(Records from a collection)
——

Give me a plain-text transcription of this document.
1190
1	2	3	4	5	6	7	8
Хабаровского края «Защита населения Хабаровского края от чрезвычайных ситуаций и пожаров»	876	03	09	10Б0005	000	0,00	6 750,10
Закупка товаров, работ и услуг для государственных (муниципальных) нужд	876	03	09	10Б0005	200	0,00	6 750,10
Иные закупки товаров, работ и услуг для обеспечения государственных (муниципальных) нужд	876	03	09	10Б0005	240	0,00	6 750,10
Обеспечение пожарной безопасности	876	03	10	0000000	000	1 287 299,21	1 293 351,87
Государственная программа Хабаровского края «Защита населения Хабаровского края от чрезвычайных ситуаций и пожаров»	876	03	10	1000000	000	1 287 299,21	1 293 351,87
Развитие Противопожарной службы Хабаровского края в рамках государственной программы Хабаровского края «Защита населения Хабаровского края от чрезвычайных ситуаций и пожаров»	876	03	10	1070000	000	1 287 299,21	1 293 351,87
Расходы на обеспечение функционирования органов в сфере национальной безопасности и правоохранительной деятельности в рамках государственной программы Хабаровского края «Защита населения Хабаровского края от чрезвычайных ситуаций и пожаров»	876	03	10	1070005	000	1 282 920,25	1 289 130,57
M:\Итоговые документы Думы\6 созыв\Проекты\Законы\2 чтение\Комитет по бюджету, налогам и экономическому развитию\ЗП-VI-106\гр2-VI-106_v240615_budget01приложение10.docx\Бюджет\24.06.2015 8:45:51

——

» **THE PROBLEM**
Retype all the records, matching them exactly.

» **FULL RESPONSE**
Give me a plain-text transcription of this document.
1190
1	2	3	4	5	6	7	8
Хабаровского края «Защита населения Хабаровского края от чрезвычайных ситуаций и пожаров»	876	03	09	10Б0005	000	0,00	6 750,10
Закупка товаров, работ и услуг для государственных (муниципальных) нужд	876	03	09	10Б0005	200	0,00	6 750,10
Иные закупки товаров, работ и услуг для обеспечения государственных (муниципальных) нужд	876	03	09	10Б0005	240	0,00	6 750,10
Обеспечение пожарной безопасности	876	03	10	0000000	000	1 287 299,21	1 293 351,87
Государственная программа Хабаровского края «Защита населения Хабаровского края от чрезвычайных ситуаций и пожаров»	876	03	10	1000000	000	1 287 299,21	1 293 351,87
Развитие Противопожарной службы Хабаровского края в рамках государственной программы Хабаровского края «Защита населения Хабаровского края от чрезвычайных ситуаций и пожаров»	876	03	10	1070000	000	1 287 299,21	1 293 351,87
Расходы на обеспечение функционирования органов в сфере национальной безопасности и правоохранительной деятельности в рамках государственной программы Хабаровского края «Защита населения Хабаровского края от чрезвычайных ситуаций и пожаров»	876	03	10	1070005	000	1 282 920,25	1 289 130,57
M:\Итоговые документы Думы\6 созыв\Проекты\Законы\2 чтение\Комитет по бюджету, налогам и экономическому развитию\ЗП-VI-106\гр2-VI-106_v240615_budget01приложение10.docx\Бюджет\24.06.2015 8:45:51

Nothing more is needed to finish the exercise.